Saved data entries:
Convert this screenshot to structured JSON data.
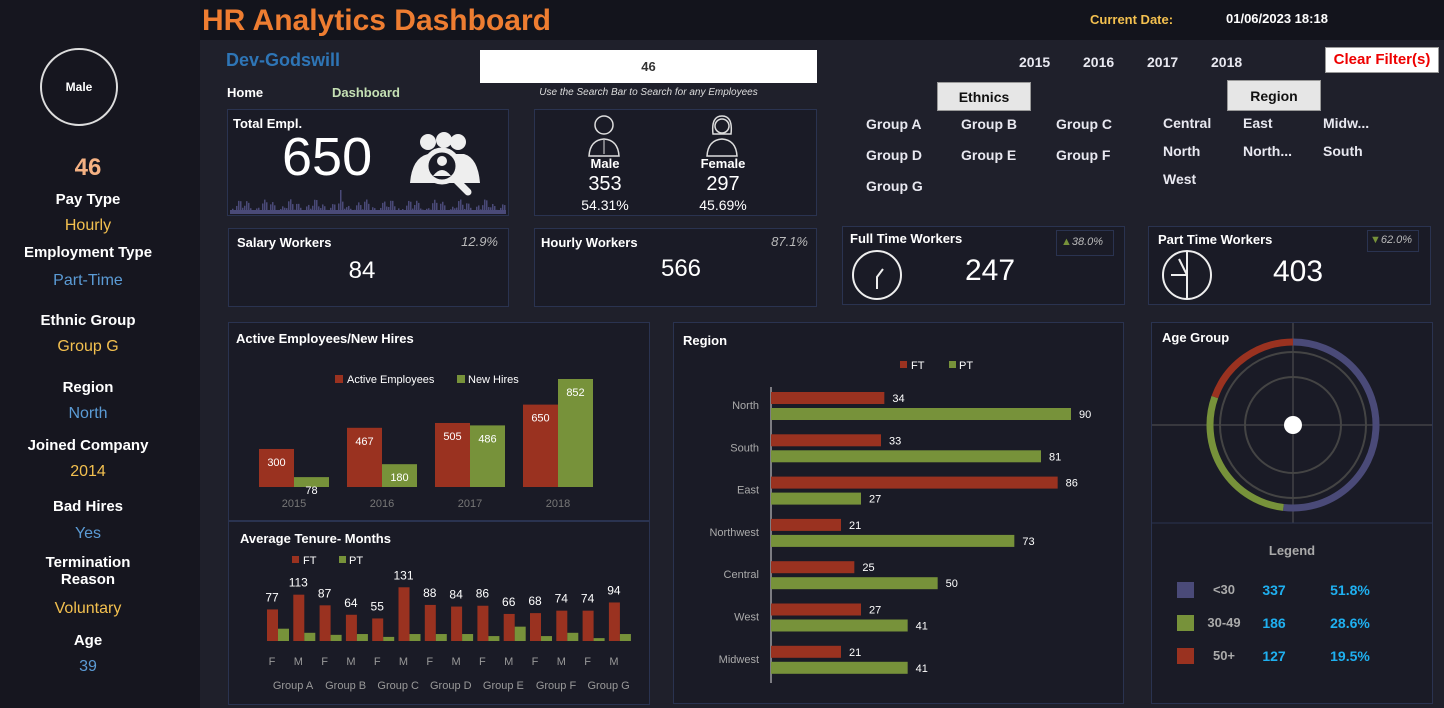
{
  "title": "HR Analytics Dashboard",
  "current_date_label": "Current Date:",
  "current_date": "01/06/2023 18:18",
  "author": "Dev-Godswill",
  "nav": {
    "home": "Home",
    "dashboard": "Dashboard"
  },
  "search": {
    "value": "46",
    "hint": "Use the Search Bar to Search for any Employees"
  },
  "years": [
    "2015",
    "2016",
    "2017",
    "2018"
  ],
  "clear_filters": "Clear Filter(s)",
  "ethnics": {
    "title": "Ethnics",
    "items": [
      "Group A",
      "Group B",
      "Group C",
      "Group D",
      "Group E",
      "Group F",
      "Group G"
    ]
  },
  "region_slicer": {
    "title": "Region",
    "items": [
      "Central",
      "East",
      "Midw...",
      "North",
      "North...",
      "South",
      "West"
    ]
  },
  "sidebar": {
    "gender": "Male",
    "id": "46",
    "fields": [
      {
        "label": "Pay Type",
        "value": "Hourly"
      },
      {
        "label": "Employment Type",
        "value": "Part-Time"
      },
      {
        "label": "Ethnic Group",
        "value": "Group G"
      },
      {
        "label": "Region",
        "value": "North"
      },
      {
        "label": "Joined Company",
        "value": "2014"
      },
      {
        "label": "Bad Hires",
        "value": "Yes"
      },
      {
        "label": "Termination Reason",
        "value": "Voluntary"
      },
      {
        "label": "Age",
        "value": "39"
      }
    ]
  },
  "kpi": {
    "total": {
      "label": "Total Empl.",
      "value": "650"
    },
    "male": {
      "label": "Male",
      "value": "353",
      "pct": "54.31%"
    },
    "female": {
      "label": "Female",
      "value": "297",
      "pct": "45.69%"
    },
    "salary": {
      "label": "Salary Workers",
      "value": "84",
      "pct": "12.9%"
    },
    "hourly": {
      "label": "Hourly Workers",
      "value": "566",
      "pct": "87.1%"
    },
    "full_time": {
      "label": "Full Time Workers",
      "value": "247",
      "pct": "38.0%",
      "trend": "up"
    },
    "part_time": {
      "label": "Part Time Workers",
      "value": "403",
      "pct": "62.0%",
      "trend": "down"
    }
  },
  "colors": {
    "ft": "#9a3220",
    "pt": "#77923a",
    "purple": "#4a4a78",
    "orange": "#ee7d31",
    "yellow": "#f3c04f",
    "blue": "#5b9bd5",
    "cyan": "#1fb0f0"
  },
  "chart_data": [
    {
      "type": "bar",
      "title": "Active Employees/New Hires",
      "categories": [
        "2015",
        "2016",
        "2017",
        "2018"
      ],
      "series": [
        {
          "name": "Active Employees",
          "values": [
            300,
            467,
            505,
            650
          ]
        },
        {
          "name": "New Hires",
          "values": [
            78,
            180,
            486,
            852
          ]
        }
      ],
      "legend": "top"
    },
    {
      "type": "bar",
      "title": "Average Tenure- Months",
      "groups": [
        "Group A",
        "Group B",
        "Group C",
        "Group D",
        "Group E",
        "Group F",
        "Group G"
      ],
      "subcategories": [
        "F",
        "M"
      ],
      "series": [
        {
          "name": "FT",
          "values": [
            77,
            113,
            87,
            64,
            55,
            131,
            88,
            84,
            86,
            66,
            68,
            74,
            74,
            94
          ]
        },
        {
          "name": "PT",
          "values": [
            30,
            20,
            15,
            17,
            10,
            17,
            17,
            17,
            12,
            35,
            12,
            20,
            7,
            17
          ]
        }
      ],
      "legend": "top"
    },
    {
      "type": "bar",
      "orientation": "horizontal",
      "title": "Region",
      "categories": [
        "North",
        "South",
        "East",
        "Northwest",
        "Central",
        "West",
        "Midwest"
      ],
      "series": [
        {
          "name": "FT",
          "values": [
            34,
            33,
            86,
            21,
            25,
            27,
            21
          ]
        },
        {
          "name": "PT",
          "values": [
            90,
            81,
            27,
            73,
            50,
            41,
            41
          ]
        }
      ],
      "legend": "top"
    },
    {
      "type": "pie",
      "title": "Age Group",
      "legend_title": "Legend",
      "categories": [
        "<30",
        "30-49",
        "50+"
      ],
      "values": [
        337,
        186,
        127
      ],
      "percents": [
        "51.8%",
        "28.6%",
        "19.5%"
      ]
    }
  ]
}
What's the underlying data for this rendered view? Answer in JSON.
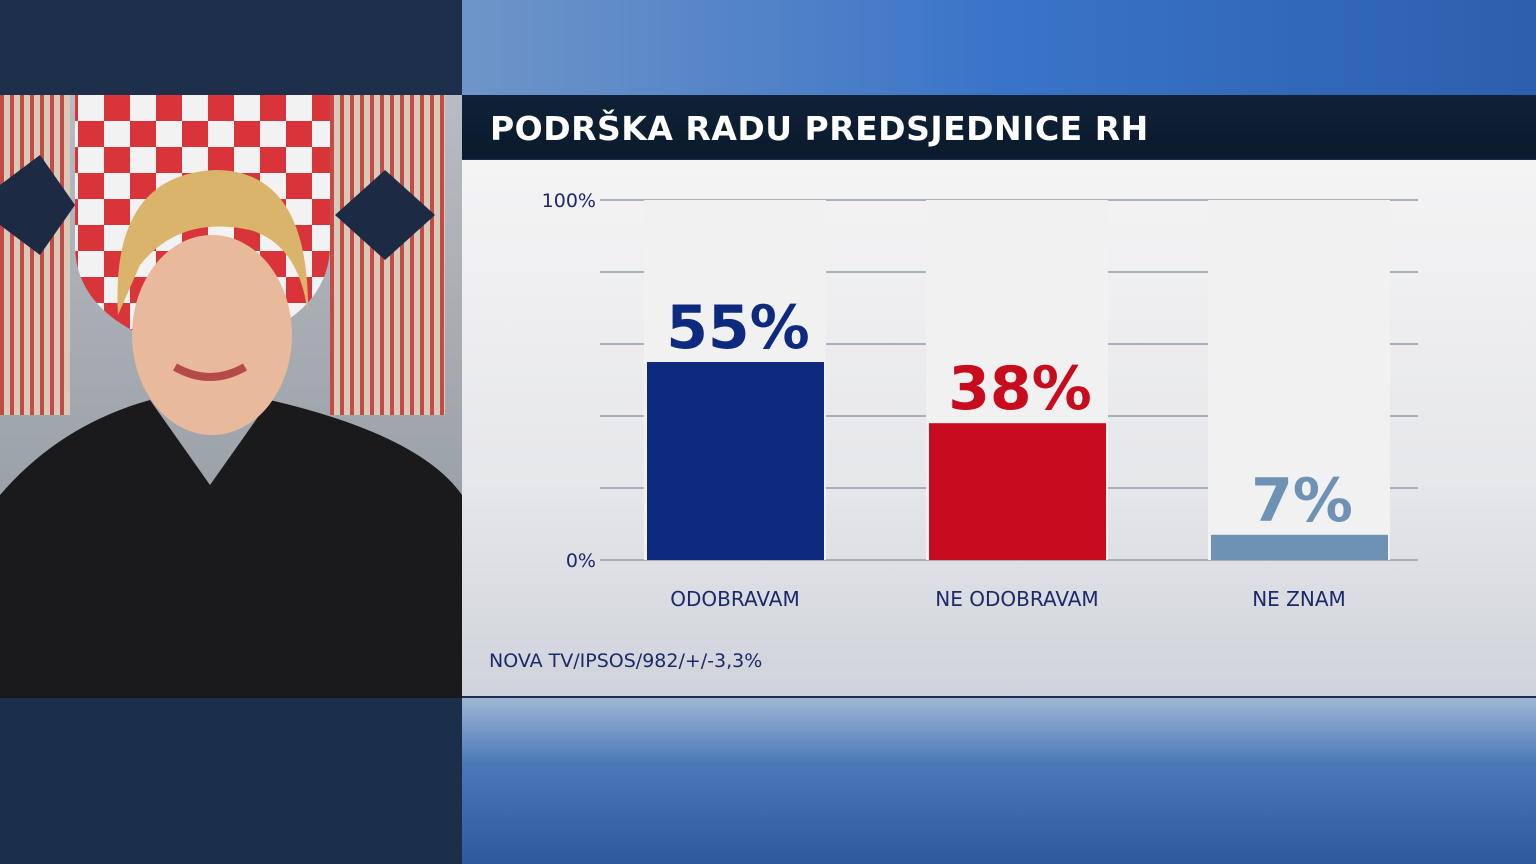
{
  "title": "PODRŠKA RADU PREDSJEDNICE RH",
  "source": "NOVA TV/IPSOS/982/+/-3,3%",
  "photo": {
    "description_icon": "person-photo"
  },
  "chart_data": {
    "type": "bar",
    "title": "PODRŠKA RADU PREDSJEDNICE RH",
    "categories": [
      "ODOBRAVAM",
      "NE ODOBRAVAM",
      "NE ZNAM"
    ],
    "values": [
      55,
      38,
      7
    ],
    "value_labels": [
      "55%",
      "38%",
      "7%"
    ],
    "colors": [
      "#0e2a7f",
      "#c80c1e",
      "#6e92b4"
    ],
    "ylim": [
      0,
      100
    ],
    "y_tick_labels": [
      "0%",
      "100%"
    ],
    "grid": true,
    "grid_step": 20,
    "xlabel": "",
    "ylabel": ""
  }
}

Directive:
Omitting all images, print the listing exactly.

Exercise answer:
Convert this screenshot to structured JSON data.
{
  "title": "HR Analytics Dashboard",
  "current_date_label": "Current Date:",
  "current_date": "01/06/2023 18:18",
  "author": "Dev-Godswill",
  "nav": {
    "home": "Home",
    "dashboard": "Dashboard"
  },
  "search": {
    "value": "46",
    "hint": "Use the Search Bar to Search for any Employees"
  },
  "years": [
    "2015",
    "2016",
    "2017",
    "2018"
  ],
  "clear_filters": "Clear Filter(s)",
  "ethnics": {
    "title": "Ethnics",
    "items": [
      "Group A",
      "Group B",
      "Group C",
      "Group D",
      "Group E",
      "Group F",
      "Group G"
    ]
  },
  "region_slicer": {
    "title": "Region",
    "items": [
      "Central",
      "East",
      "Midw...",
      "North",
      "North...",
      "South",
      "West"
    ]
  },
  "sidebar": {
    "gender": "Male",
    "id": "46",
    "fields": [
      {
        "label": "Pay Type",
        "value": "Hourly"
      },
      {
        "label": "Employment Type",
        "value": "Part-Time"
      },
      {
        "label": "Ethnic Group",
        "value": "Group G"
      },
      {
        "label": "Region",
        "value": "North"
      },
      {
        "label": "Joined Company",
        "value": "2014"
      },
      {
        "label": "Bad Hires",
        "value": "Yes"
      },
      {
        "label": "Termination Reason",
        "value": "Voluntary"
      },
      {
        "label": "Age",
        "value": "39"
      }
    ]
  },
  "kpi": {
    "total": {
      "label": "Total Empl.",
      "value": "650"
    },
    "male": {
      "label": "Male",
      "value": "353",
      "pct": "54.31%"
    },
    "female": {
      "label": "Female",
      "value": "297",
      "pct": "45.69%"
    },
    "salary": {
      "label": "Salary Workers",
      "value": "84",
      "pct": "12.9%"
    },
    "hourly": {
      "label": "Hourly Workers",
      "value": "566",
      "pct": "87.1%"
    },
    "full_time": {
      "label": "Full Time Workers",
      "value": "247",
      "pct": "38.0%",
      "trend": "up"
    },
    "part_time": {
      "label": "Part Time Workers",
      "value": "403",
      "pct": "62.0%",
      "trend": "down"
    }
  },
  "colors": {
    "ft": "#9a3220",
    "pt": "#77923a",
    "purple": "#4a4a78",
    "orange": "#ee7d31",
    "yellow": "#f3c04f",
    "blue": "#5b9bd5",
    "cyan": "#1fb0f0"
  },
  "chart_data": [
    {
      "type": "bar",
      "title": "Active Employees/New Hires",
      "categories": [
        "2015",
        "2016",
        "2017",
        "2018"
      ],
      "series": [
        {
          "name": "Active Employees",
          "values": [
            300,
            467,
            505,
            650
          ]
        },
        {
          "name": "New Hires",
          "values": [
            78,
            180,
            486,
            852
          ]
        }
      ],
      "legend": "top"
    },
    {
      "type": "bar",
      "title": "Average Tenure- Months",
      "groups": [
        "Group A",
        "Group B",
        "Group C",
        "Group D",
        "Group E",
        "Group F",
        "Group G"
      ],
      "subcategories": [
        "F",
        "M"
      ],
      "series": [
        {
          "name": "FT",
          "values": [
            77,
            113,
            87,
            64,
            55,
            131,
            88,
            84,
            86,
            66,
            68,
            74,
            74,
            94
          ]
        },
        {
          "name": "PT",
          "values": [
            30,
            20,
            15,
            17,
            10,
            17,
            17,
            17,
            12,
            35,
            12,
            20,
            7,
            17
          ]
        }
      ],
      "legend": "top"
    },
    {
      "type": "bar",
      "orientation": "horizontal",
      "title": "Region",
      "categories": [
        "North",
        "South",
        "East",
        "Northwest",
        "Central",
        "West",
        "Midwest"
      ],
      "series": [
        {
          "name": "FT",
          "values": [
            34,
            33,
            86,
            21,
            25,
            27,
            21
          ]
        },
        {
          "name": "PT",
          "values": [
            90,
            81,
            27,
            73,
            50,
            41,
            41
          ]
        }
      ],
      "legend": "top"
    },
    {
      "type": "pie",
      "title": "Age Group",
      "legend_title": "Legend",
      "categories": [
        "<30",
        "30-49",
        "50+"
      ],
      "values": [
        337,
        186,
        127
      ],
      "percents": [
        "51.8%",
        "28.6%",
        "19.5%"
      ]
    }
  ]
}
What's the underlying data for this rendered view? Answer in JSON.
{
  "title": "PODRŠKA RADU PREDSJEDNICE RH",
  "source": "NOVA TV/IPSOS/982/+/-3,3%",
  "photo": {
    "description_icon": "person-photo"
  },
  "chart_data": {
    "type": "bar",
    "title": "PODRŠKA RADU PREDSJEDNICE RH",
    "categories": [
      "ODOBRAVAM",
      "NE ODOBRAVAM",
      "NE ZNAM"
    ],
    "values": [
      55,
      38,
      7
    ],
    "value_labels": [
      "55%",
      "38%",
      "7%"
    ],
    "colors": [
      "#0e2a7f",
      "#c80c1e",
      "#6e92b4"
    ],
    "ylim": [
      0,
      100
    ],
    "y_tick_labels": [
      "0%",
      "100%"
    ],
    "grid": true,
    "grid_step": 20,
    "xlabel": "",
    "ylabel": ""
  }
}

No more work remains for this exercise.